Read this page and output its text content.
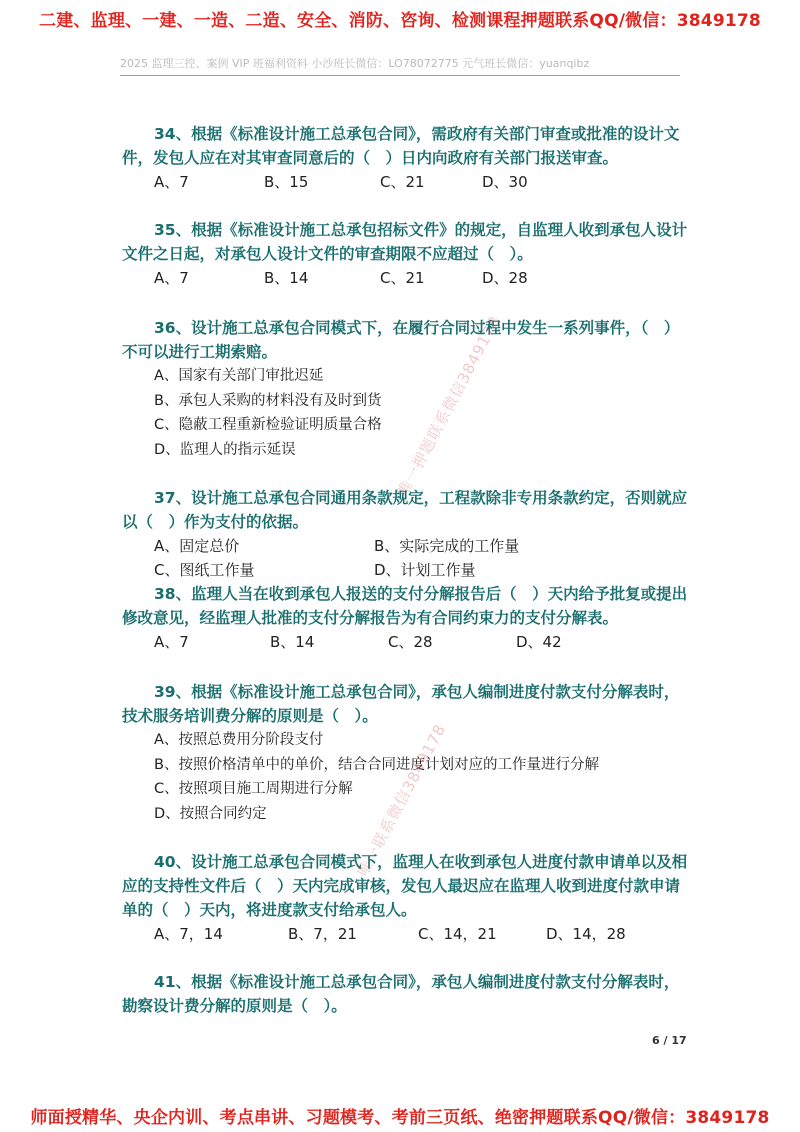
二建、监理、一建、一造、二造、安全、消防、咨询、检测课程押题联系QQ/微信：3849178
2025 监理三控、案例 VIP 班福利资料 小沙班长微信：LO78072775 元气班长微信：yuanqibz

34、根据《标准设计施工总承包合同》，需政府有关部门审查或批准的设计文件，发包人应在对其审查同意后的（　）日内向政府有关部门报送审查。

A、7	B、15	C、21	D、30

35、根据《标准设计施工总承包招标文件》的规定，自监理人收到承包人设计文件之日起，对承包人设计文件的审查期限不应超过（　）。

A、7	B、14	C、21	D、28

36、设计施工总承包合同模式下，在履行合同过程中发生一系列事件，（　）不可以进行工期索赔。

A、国家有关部门审批迟延
B、承包人采购的材料没有及时到货
C、隐蔽工程重新检验证明质量合格
D、监理人的指示延误

37、设计施工总承包合同通用条款规定，工程款除非专用条款约定，否则就应以（　）作为支付的依据。

A、固定总价	B、实际完成的工作量
C、图纸工作量	D、计划工作量

38、监理人当在收到承包人报送的支付分解报告后（　）天内给予批复或提出修改意见，经监理人批准的支付分解报告为有合同约束力的支付分解表。

A、7	B、14	C、28	D、42

39、根据《标准设计施工总承包合同》，承包人编制进度付款支付分解表时，技术服务培训费分解的原则是（　）。

A、按照总费用分阶段支付
B、按照价格清单中的单价，结合合同进度计划对应的工作量进行分解
C、按照项目施工周期进行分解
D、按照合同约定

40、设计施工总承包合同模式下，监理人在收到承包人进度付款申请单以及相应的支持性文件后（　）天内完成审核，发包人最迟应在监理人收到进度付款申请单的（　）天内，将进度款支付给承包人。

A、7，14	B、7，21	C、14，21	D、14，28

41、根据《标准设计施工总承包合同》，承包人编制进度付款支付分解表时，勘察设计费分解的原则是（　）。

6 / 17
唯一押题联系微信3849178
唯一联系微信3849178
师面授精华、央企内训、考点串讲、习题模考、考前三页纸、绝密押题联系QQ/微信：3849178
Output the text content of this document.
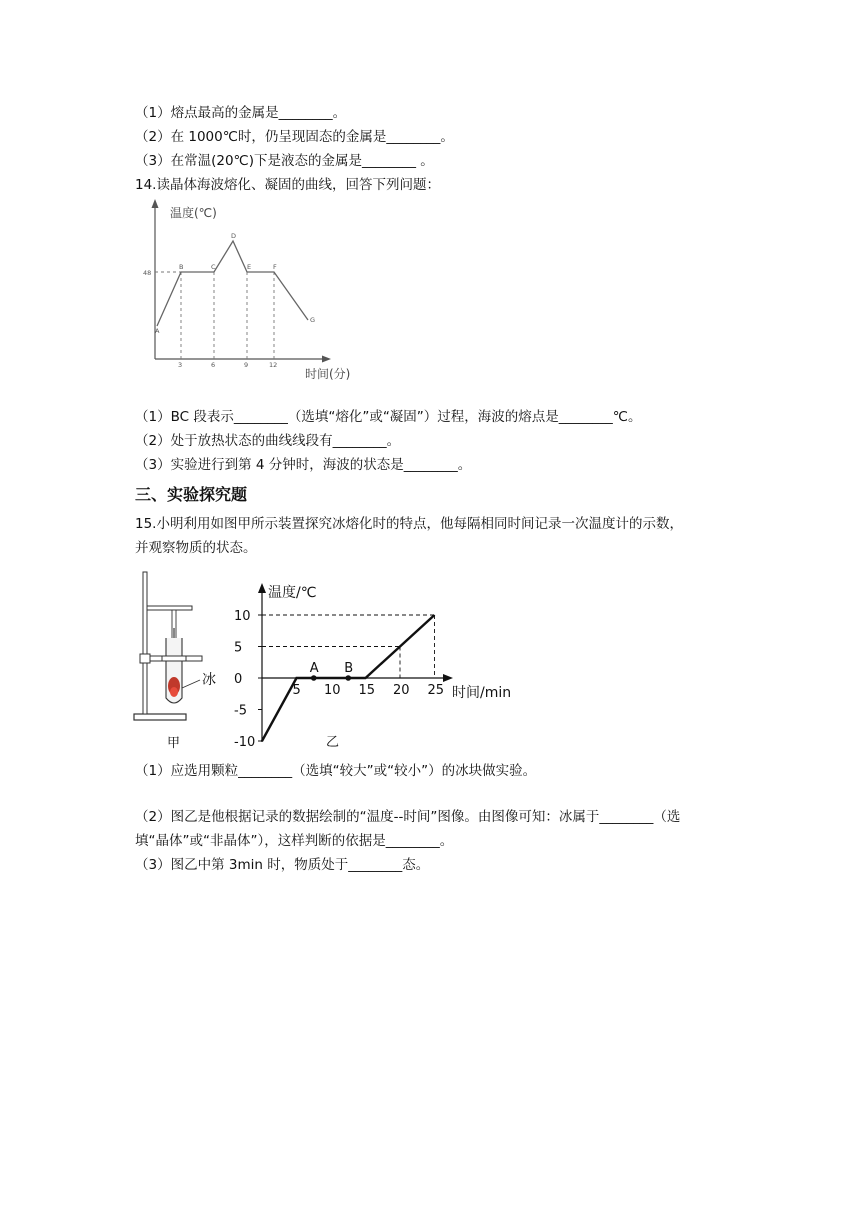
（1）熔点最高的金属是________。
（2）在 1000℃时，仍呈现固态的金属是________。
（3）在常温(20℃)下是液态的金属是________ 。
14.读晶体海波熔化、凝固的曲线，回答下列问题：
温度(℃)
时间(分)
48
3	6	9	12
A
B	C
D
E	F
G
（1）BC 段表示________（选填“熔化”或“凝固”）过程，海波的熔点是________℃。
（2）处于放热状态的曲线线段有________。
（3）实验进行到第 4 分钟时，海波的状态是________。
三、实验探究题
15.小明利用如图甲所示装置探究冰熔化时的特点，他每隔相同时间记录一次温度计的示数，
并观察物质的状态。
冰
甲
温度/℃
时间/min
-10
-5
0
5
10
5 10 15 20 25
A B
乙
（1）应选用颗粒________（选填“较大”或“较小”）的冰块做实验。
（2）图乙是他根据记录的数据绘制的“温度--时间”图像。由图像可知：冰属于________（选
填“晶体”或“非晶体”），这样判断的依据是________。
（3）图乙中第 3min 时，物质处于________态。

- - - - -

#### Prompt
Reproduce each line word for word and drop the pictures.

#### Answer
Read this page and output its text content.
二建、监理、一建、一造、二造、安全、消防、咨询、检测课程押题联系QQ/微信：3849178
2025 监理三控、案例 VIP 班福利资料 小沙班长微信：LO78072775 元气班长微信：yuanqibz

34、根据《标准设计施工总承包合同》，需政府有关部门审查或批准的设计文件，发包人应在对其审查同意后的（　）日内向政府有关部门报送审查。

A、7	B、15	C、21	D、30

35、根据《标准设计施工总承包招标文件》的规定，自监理人收到承包人设计文件之日起，对承包人设计文件的审查期限不应超过（　）。

A、7	B、14	C、21	D、28

36、设计施工总承包合同模式下，在履行合同过程中发生一系列事件，（　）不可以进行工期索赔。

A、国家有关部门审批迟延
B、承包人采购的材料没有及时到货
C、隐蔽工程重新检验证明质量合格
D、监理人的指示延误

37、设计施工总承包合同通用条款规定，工程款除非专用条款约定，否则就应以（　）作为支付的依据。

A、固定总价	B、实际完成的工作量
C、图纸工作量	D、计划工作量

38、监理人当在收到承包人报送的支付分解报告后（　）天内给予批复或提出修改意见，经监理人批准的支付分解报告为有合同约束力的支付分解表。

A、7	B、14	C、28	D、42

39、根据《标准设计施工总承包合同》，承包人编制进度付款支付分解表时，技术服务培训费分解的原则是（　）。

A、按照总费用分阶段支付
B、按照价格清单中的单价，结合合同进度计划对应的工作量进行分解
C、按照项目施工周期进行分解
D、按照合同约定

40、设计施工总承包合同模式下，监理人在收到承包人进度付款申请单以及相应的支持性文件后（　）天内完成审核，发包人最迟应在监理人收到进度付款申请单的（　）天内，将进度款支付给承包人。

A、7，14	B、7，21	C、14，21	D、14，28

41、根据《标准设计施工总承包合同》，承包人编制进度付款支付分解表时，勘察设计费分解的原则是（　）。

6 / 17
唯一押题联系微信3849178
唯一联系微信3849178
师面授精华、央企内训、考点串讲、习题模考、考前三页纸、绝密押题联系QQ/微信：3849178
Output the text content of this document.
（1）熔点最高的金属是________。
（2）在 1000℃时，仍呈现固态的金属是________。
（3）在常温(20℃)下是液态的金属是________ 。
14.读晶体海波熔化、凝固的曲线，回答下列问题：
温度(℃)
时间(分)
48
3	6	9	12
A
B	C
D
E	F
G
（1）BC 段表示________（选填“熔化”或“凝固”）过程，海波的熔点是________℃。
（2）处于放热状态的曲线线段有________。
（3）实验进行到第 4 分钟时，海波的状态是________。
三、实验探究题
15.小明利用如图甲所示装置探究冰熔化时的特点，他每隔相同时间记录一次温度计的示数，
并观察物质的状态。
冰
甲
温度/℃
时间/min
-10
-5
0
5
10
5 10 15 20 25
A B
乙
（1）应选用颗粒________（选填“较大”或“较小”）的冰块做实验。
（2）图乙是他根据记录的数据绘制的“温度--时间”图像。由图像可知：冰属于________（选
填“晶体”或“非晶体”），这样判断的依据是________。
（3）图乙中第 3min 时，物质处于________态。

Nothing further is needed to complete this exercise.